[PROBLEM DESCRIPTION]: Write out all of the entries exactly, please.

[SUPPLIED ENTRIES]:
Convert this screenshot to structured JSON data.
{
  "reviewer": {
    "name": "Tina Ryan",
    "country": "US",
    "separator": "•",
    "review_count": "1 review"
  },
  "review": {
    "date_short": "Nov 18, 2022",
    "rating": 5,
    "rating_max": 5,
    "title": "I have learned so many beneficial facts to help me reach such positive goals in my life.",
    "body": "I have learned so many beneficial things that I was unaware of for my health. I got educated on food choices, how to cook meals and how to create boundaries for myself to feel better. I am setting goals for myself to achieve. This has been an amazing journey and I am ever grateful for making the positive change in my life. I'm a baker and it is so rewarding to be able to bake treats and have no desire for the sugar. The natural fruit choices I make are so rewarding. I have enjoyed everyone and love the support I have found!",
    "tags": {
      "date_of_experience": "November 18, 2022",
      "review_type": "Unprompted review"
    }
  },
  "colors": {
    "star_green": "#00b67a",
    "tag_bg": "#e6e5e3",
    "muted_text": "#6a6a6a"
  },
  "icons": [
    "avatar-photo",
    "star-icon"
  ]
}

[CORRECT ANSWER]:
Convert this screenshot to structured JSON data.
{
  "reviewer": {
    "name": "Tina Ryan",
    "country": "US",
    "separator": "•",
    "review_count": "1 review"
  },
  "review": {
    "date_short": "Nov 18, 2022",
    "rating": 5,
    "rating_max": 5,
    "title": "I have learned so many beneficial facts to help me reach such positive goals in my life.",
    "body": "I have learned so many beneficial things that I was unaware of for my health. I got educated on food choices, how to cook meals and how to create boundaries for myself to feel better. I am setting goals for myself to achieve. This has been an amazing journey and I am ever grateful for making the positive change in my life. I'm a baker and it is so rewarding to be able to bake treats and have no desire for the sugar. The natural fruit choices I make are so rewarding. I have enjoyed everyone and love the support I have found!",
    "tags": {
      "date_of_experience": "November 18, 2022",
      "review_type": "Unprompted review"
    }
  },
  "colors": {
    "star_green": "#00b67a",
    "tag_bg": "#e6e5e3",
    "muted_text": "#6a6a6a"
  },
  "icons": [
    "avatar-photo",
    "star-icon"
  ]
}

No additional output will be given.